━━━━━ RECORDS
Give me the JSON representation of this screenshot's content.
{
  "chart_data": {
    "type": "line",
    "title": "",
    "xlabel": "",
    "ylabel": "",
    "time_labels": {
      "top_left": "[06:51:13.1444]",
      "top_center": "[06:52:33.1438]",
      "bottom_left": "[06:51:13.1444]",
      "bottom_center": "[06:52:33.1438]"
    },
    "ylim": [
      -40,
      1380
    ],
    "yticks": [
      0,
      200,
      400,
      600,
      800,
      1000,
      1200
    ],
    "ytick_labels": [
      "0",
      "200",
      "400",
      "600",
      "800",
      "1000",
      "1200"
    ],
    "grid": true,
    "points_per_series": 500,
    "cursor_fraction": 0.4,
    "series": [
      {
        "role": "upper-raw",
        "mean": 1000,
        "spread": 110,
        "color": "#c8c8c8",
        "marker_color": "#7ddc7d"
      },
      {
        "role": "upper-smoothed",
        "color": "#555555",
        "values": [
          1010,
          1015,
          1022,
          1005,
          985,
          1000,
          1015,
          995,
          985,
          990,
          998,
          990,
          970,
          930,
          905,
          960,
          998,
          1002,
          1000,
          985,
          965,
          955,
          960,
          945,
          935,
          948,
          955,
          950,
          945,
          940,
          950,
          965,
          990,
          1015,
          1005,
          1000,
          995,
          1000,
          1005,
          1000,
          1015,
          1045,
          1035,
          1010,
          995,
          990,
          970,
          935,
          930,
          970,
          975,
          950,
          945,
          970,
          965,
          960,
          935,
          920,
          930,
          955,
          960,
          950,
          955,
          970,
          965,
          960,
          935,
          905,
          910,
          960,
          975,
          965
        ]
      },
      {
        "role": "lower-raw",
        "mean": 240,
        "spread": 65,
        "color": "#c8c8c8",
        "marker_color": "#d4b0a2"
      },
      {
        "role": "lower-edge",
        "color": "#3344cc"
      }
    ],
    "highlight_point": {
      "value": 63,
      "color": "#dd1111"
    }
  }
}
━━━━━━━━━━
* **DIRECTIVE**: Search the data above for the word "role", then gather each line in which it appears.

* **RESPONSE TO THIS EXERCISE**:
        "role": "upper-raw",
        "role": "upper-smoothed",
        "role": "lower-raw",
        "role": "lower-edge",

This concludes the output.